Task directions
Reading the listing below, count the lines that contain the word "into" and give that count alone.

——

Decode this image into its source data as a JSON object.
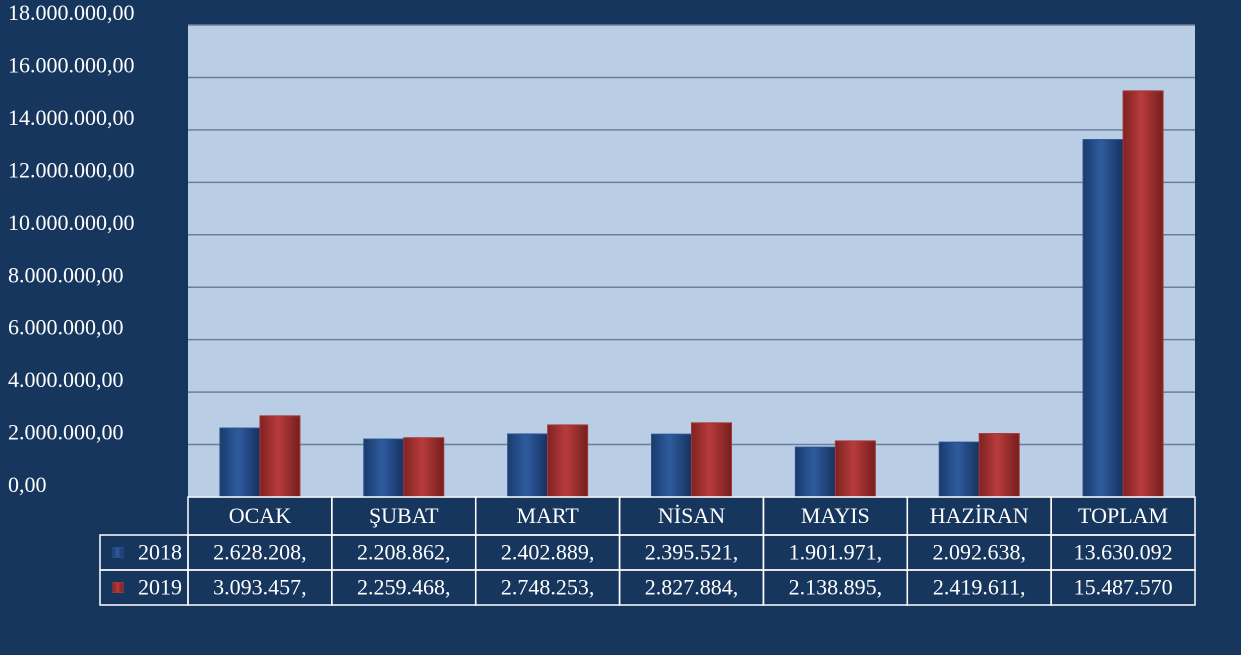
{
  "chart_data": {
    "type": "bar",
    "categories": [
      "OCAK",
      "ŞUBAT",
      "MART",
      "NİSAN",
      "MAYIS",
      "HAZİRAN",
      "TOPLAM"
    ],
    "series": [
      {
        "name": "2018",
        "color": "#27508f",
        "values": [
          2628208,
          2208862,
          2402889,
          2395521,
          1901971,
          2092638,
          13630092
        ],
        "value_labels": [
          "2.628.208,",
          "2.208.862,",
          "2.402.889,",
          "2.395.521,",
          "1.901.971,",
          "2.092.638,",
          "13.630.092"
        ]
      },
      {
        "name": "2019",
        "color": "#a93535",
        "values": [
          3093457,
          2259468,
          2748253,
          2827884,
          2138895,
          2419611,
          15487570
        ],
        "value_labels": [
          "3.093.457,",
          "2.259.468,",
          "2.748.253,",
          "2.827.884,",
          "2.138.895,",
          "2.419.611,",
          "15.487.570"
        ]
      }
    ],
    "ylim": [
      0,
      18000000
    ],
    "yticks": [
      {
        "value": 0,
        "label": "0,00"
      },
      {
        "value": 2000000,
        "label": "2.000.000,00"
      },
      {
        "value": 4000000,
        "label": "4.000.000,00"
      },
      {
        "value": 6000000,
        "label": "6.000.000,00"
      },
      {
        "value": 8000000,
        "label": "8.000.000,00"
      },
      {
        "value": 10000000,
        "label": "10.000.000,00"
      },
      {
        "value": 12000000,
        "label": "12.000.000,00"
      },
      {
        "value": 14000000,
        "label": "14.000.000,00"
      },
      {
        "value": 16000000,
        "label": "16.000.000,00"
      },
      {
        "value": 18000000,
        "label": "18.000.000,00"
      }
    ],
    "grid": true
  }
}
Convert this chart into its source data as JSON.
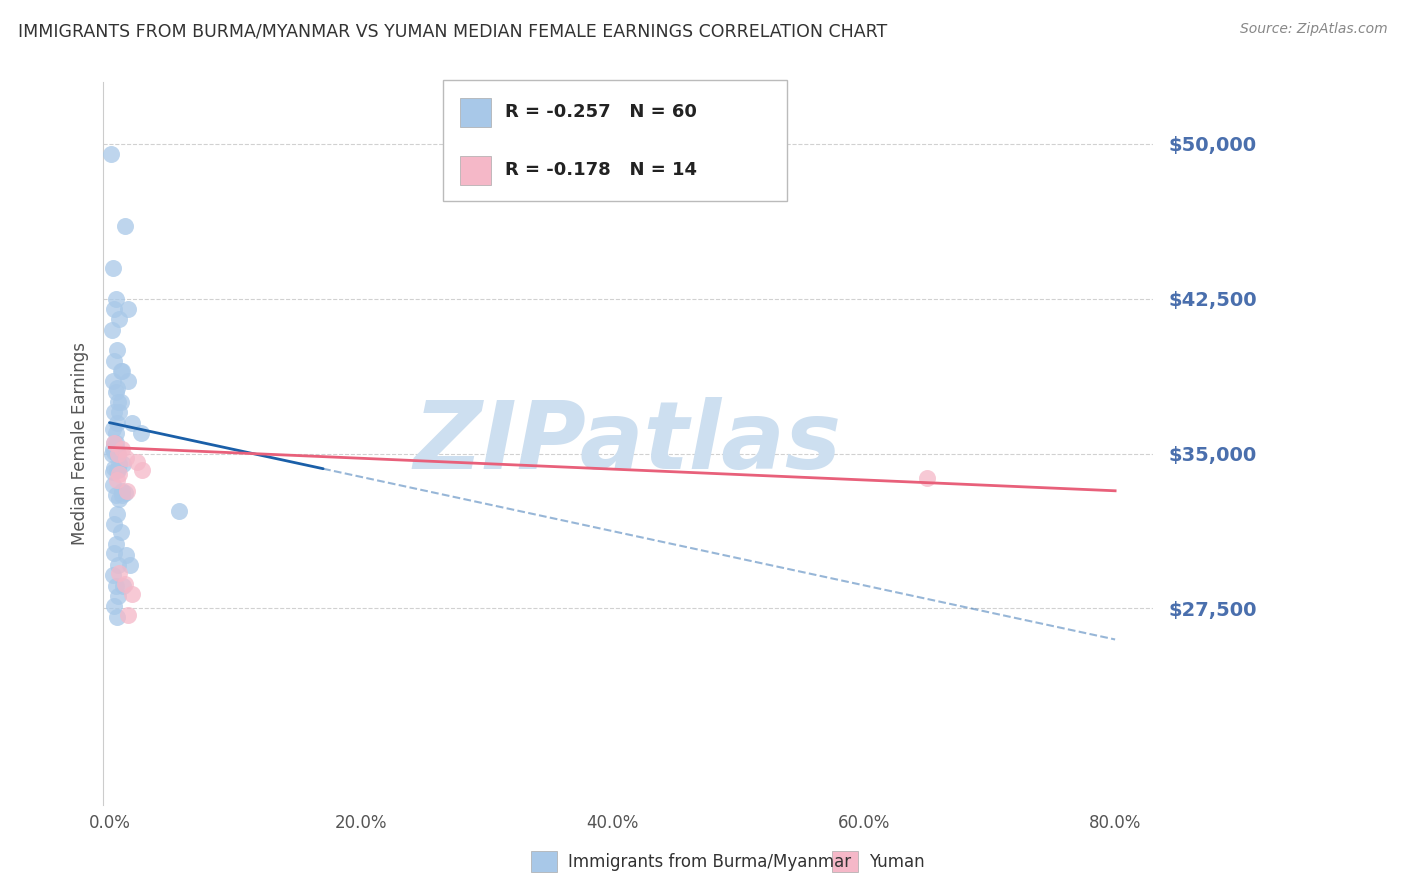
{
  "title": "IMMIGRANTS FROM BURMA/MYANMAR VS YUMAN MEDIAN FEMALE EARNINGS CORRELATION CHART",
  "source": "Source: ZipAtlas.com",
  "ylabel": "Median Female Earnings",
  "xlabel_ticks": [
    "0.0%",
    "20.0%",
    "40.0%",
    "60.0%",
    "80.0%"
  ],
  "xlabel_vals": [
    0.0,
    20.0,
    40.0,
    60.0,
    80.0
  ],
  "ytick_labels": [
    "$50,000",
    "$42,500",
    "$35,000",
    "$27,500"
  ],
  "ytick_vals": [
    50000,
    42500,
    35000,
    27500
  ],
  "ylim": [
    18000,
    53000
  ],
  "xlim": [
    -0.5,
    83.0
  ],
  "legend1_label": "R = -0.257   N = 60",
  "legend2_label": "R = -0.178   N = 14",
  "legend1_color": "#a8c8e8",
  "legend2_color": "#f5b8c8",
  "blue_scatter_x": [
    0.1,
    1.2,
    0.3,
    0.5,
    1.5,
    0.8,
    0.2,
    0.6,
    0.4,
    0.9,
    0.3,
    0.5,
    0.7,
    0.4,
    0.6,
    0.8,
    1.0,
    1.8,
    2.5,
    1.5,
    0.4,
    0.6,
    0.9,
    0.3,
    0.5,
    1.1,
    0.2,
    0.4,
    0.7,
    0.5,
    0.3,
    0.6,
    0.4,
    0.8,
    0.5,
    0.3,
    0.7,
    0.4,
    0.6,
    1.2,
    0.3,
    0.5,
    0.8,
    1.0,
    0.6,
    0.4,
    0.9,
    0.5,
    1.3,
    1.6,
    0.3,
    0.5,
    0.7,
    0.4,
    0.6,
    1.0,
    0.4,
    0.7,
    1.1,
    5.5
  ],
  "blue_scatter_y": [
    49500,
    46000,
    44000,
    42500,
    42000,
    41500,
    41000,
    40000,
    39500,
    39000,
    38500,
    38000,
    37500,
    42000,
    38200,
    37000,
    39000,
    36500,
    36000,
    38500,
    37000,
    36500,
    37500,
    36200,
    35500,
    34500,
    35000,
    35500,
    34200,
    36000,
    35200,
    35000,
    35100,
    34500,
    35300,
    34100,
    35000,
    34300,
    34200,
    33100,
    33500,
    33000,
    32800,
    33200,
    32100,
    31600,
    31200,
    30600,
    30100,
    29600,
    29100,
    28600,
    28100,
    27600,
    27100,
    33000,
    30200,
    29600,
    28600,
    32200
  ],
  "pink_scatter_x": [
    0.4,
    0.7,
    1.0,
    1.3,
    2.2,
    2.6,
    0.8,
    0.6,
    0.8,
    1.2,
    1.8,
    1.5,
    65.0,
    1.4
  ],
  "pink_scatter_y": [
    35500,
    35000,
    35200,
    34800,
    34600,
    34200,
    34000,
    33700,
    29200,
    28700,
    28200,
    27200,
    33800,
    33200
  ],
  "blue_line_x0": 0.0,
  "blue_line_x1": 80.0,
  "blue_line_y0": 36500,
  "blue_line_y1": 26000,
  "blue_solid_end": 17.0,
  "pink_line_x0": 0.0,
  "pink_line_x1": 80.0,
  "pink_line_y0": 35300,
  "pink_line_y1": 33200,
  "blue_line_color": "#1a5fa8",
  "pink_line_color": "#e8607a",
  "watermark": "ZIPatlas",
  "watermark_color": "#cddff0",
  "bg_color": "#ffffff",
  "grid_color": "#cccccc",
  "title_color": "#333333",
  "axis_label_color": "#555555",
  "ytick_color": "#4a6fad",
  "xtick_color": "#555555",
  "legend_bottom_labels": [
    "Immigrants from Burma/Myanmar",
    "Yuman"
  ]
}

——

Solved problem
2